## PROMPT:
Omit the pictures and return every entry exactly as written.

## DATASET:

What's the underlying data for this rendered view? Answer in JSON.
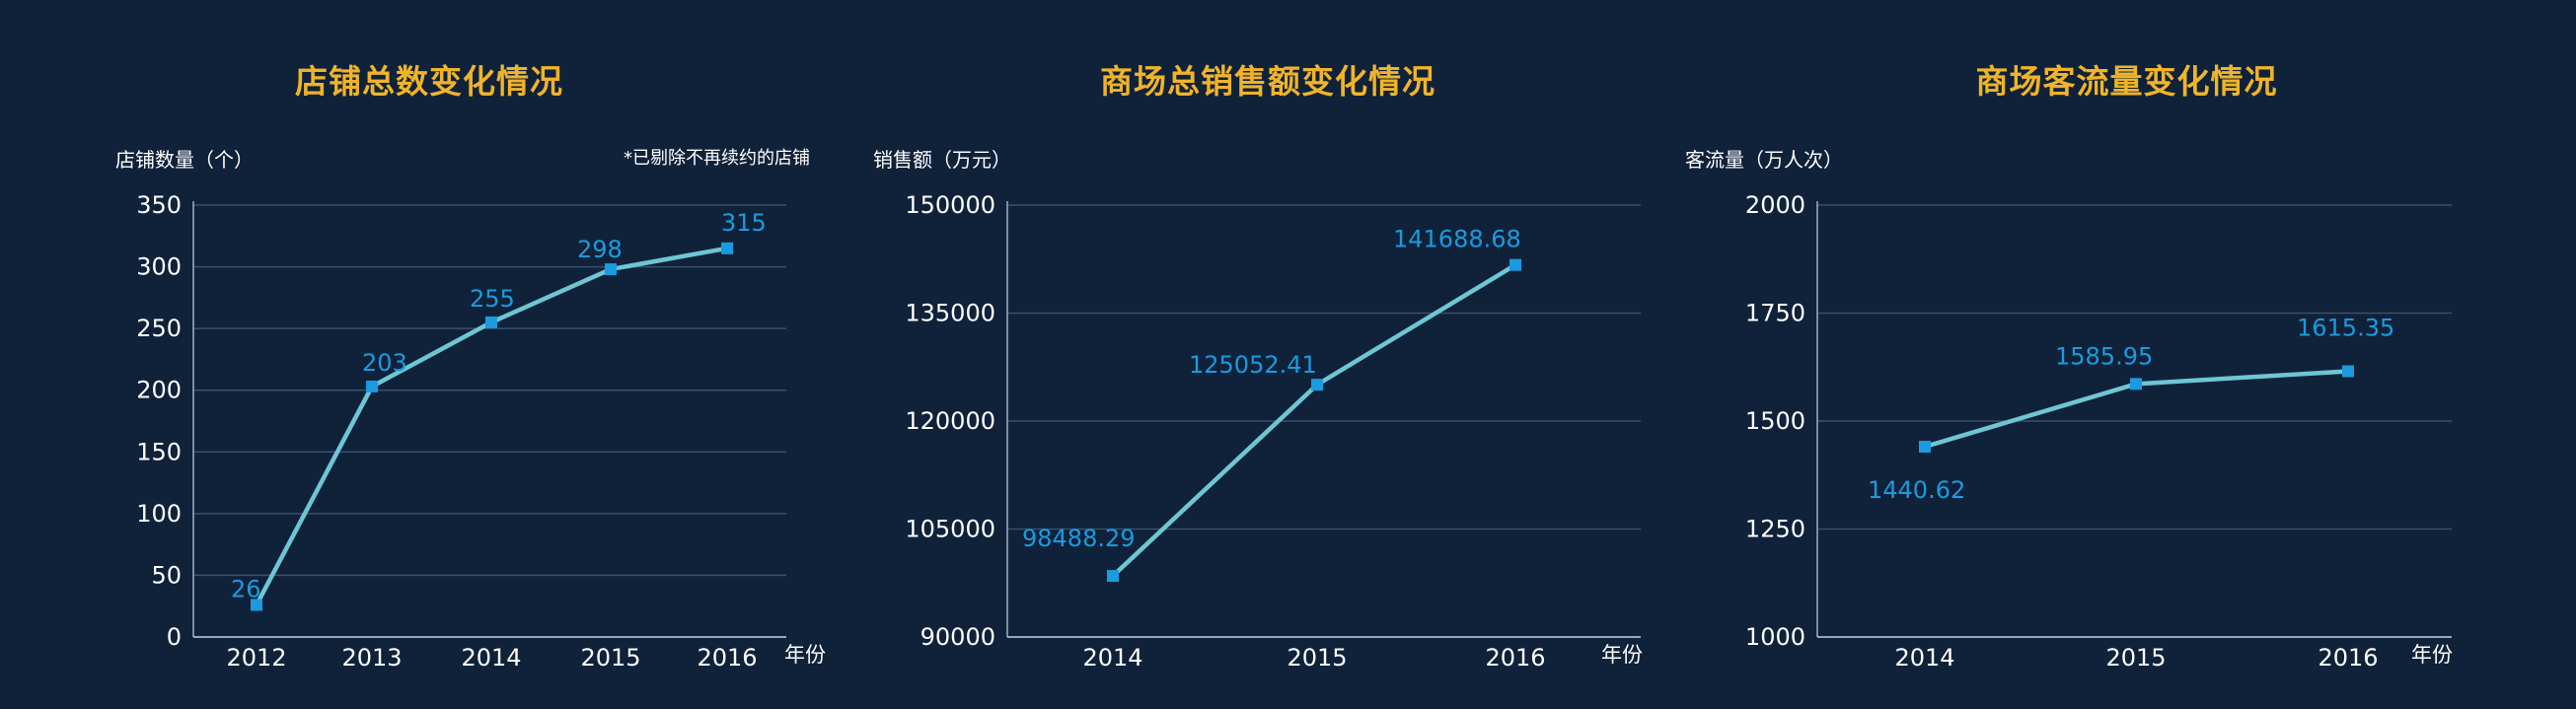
{
  "chart_data": [
    {
      "type": "line",
      "title": "店铺总数变化情况",
      "ylabel": "店铺数量（个）",
      "xlabel": "年份",
      "note": "*已剔除不再续约的店铺",
      "x": [
        "2012",
        "2013",
        "2014",
        "2015",
        "2016"
      ],
      "y": [
        26,
        203,
        255,
        298,
        315
      ],
      "data_labels": [
        "26",
        "203",
        "255",
        "298",
        "315"
      ],
      "y_ticks": [
        "0",
        "50",
        "100",
        "150",
        "200",
        "250",
        "300",
        "350"
      ],
      "ylim": [
        0,
        350
      ],
      "grid": true,
      "colors": {
        "line": "#6ec6d4",
        "marker": "#1a9be0",
        "label": "#1a9be0"
      }
    },
    {
      "type": "line",
      "title": "商场总销售额变化情况",
      "ylabel": "销售额（万元）",
      "xlabel": "年份",
      "x": [
        "2014",
        "2015",
        "2016"
      ],
      "y": [
        98488.29,
        125052.41,
        141688.68
      ],
      "data_labels": [
        "98488.29",
        "125052.41",
        "141688.68"
      ],
      "y_ticks": [
        "90000",
        "105000",
        "120000",
        "135000",
        "150000"
      ],
      "ylim": [
        90000,
        150000
      ],
      "grid": true,
      "colors": {
        "line": "#6ec6d4",
        "marker": "#1a9be0",
        "label": "#1a9be0"
      }
    },
    {
      "type": "line",
      "title": "商场客流量变化情况",
      "ylabel": "客流量（万人次）",
      "xlabel": "年份",
      "x": [
        "2014",
        "2015",
        "2016"
      ],
      "y": [
        1440.62,
        1585.95,
        1615.35
      ],
      "data_labels": [
        "1440.62",
        "1585.95",
        "1615.35"
      ],
      "y_ticks": [
        "1000",
        "1250",
        "1500",
        "1750",
        "2000"
      ],
      "ylim": [
        1000,
        2000
      ],
      "grid": true,
      "colors": {
        "line": "#6ec6d4",
        "marker": "#1a9be0",
        "label": "#1a9be0"
      }
    }
  ],
  "theme": {
    "background": "#10223a",
    "title_color": "#f0b429",
    "text_color": "#ffffff",
    "grid_color": "#3a4f6b"
  }
}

## EXERCISE OUTPUT:
What's the underlying data for this rendered view? Answer in JSON.
{
  "chart_data": [
    {
      "type": "line",
      "title": "店铺总数变化情况",
      "ylabel": "店铺数量（个）",
      "xlabel": "年份",
      "note": "*已剔除不再续约的店铺",
      "x": [
        "2012",
        "2013",
        "2014",
        "2015",
        "2016"
      ],
      "y": [
        26,
        203,
        255,
        298,
        315
      ],
      "data_labels": [
        "26",
        "203",
        "255",
        "298",
        "315"
      ],
      "y_ticks": [
        "0",
        "50",
        "100",
        "150",
        "200",
        "250",
        "300",
        "350"
      ],
      "ylim": [
        0,
        350
      ],
      "grid": true,
      "colors": {
        "line": "#6ec6d4",
        "marker": "#1a9be0",
        "label": "#1a9be0"
      }
    },
    {
      "type": "line",
      "title": "商场总销售额变化情况",
      "ylabel": "销售额（万元）",
      "xlabel": "年份",
      "x": [
        "2014",
        "2015",
        "2016"
      ],
      "y": [
        98488.29,
        125052.41,
        141688.68
      ],
      "data_labels": [
        "98488.29",
        "125052.41",
        "141688.68"
      ],
      "y_ticks": [
        "90000",
        "105000",
        "120000",
        "135000",
        "150000"
      ],
      "ylim": [
        90000,
        150000
      ],
      "grid": true,
      "colors": {
        "line": "#6ec6d4",
        "marker": "#1a9be0",
        "label": "#1a9be0"
      }
    },
    {
      "type": "line",
      "title": "商场客流量变化情况",
      "ylabel": "客流量（万人次）",
      "xlabel": "年份",
      "x": [
        "2014",
        "2015",
        "2016"
      ],
      "y": [
        1440.62,
        1585.95,
        1615.35
      ],
      "data_labels": [
        "1440.62",
        "1585.95",
        "1615.35"
      ],
      "y_ticks": [
        "1000",
        "1250",
        "1500",
        "1750",
        "2000"
      ],
      "ylim": [
        1000,
        2000
      ],
      "grid": true,
      "colors": {
        "line": "#6ec6d4",
        "marker": "#1a9be0",
        "label": "#1a9be0"
      }
    }
  ],
  "theme": {
    "background": "#10223a",
    "title_color": "#f0b429",
    "text_color": "#ffffff",
    "grid_color": "#3a4f6b"
  }
}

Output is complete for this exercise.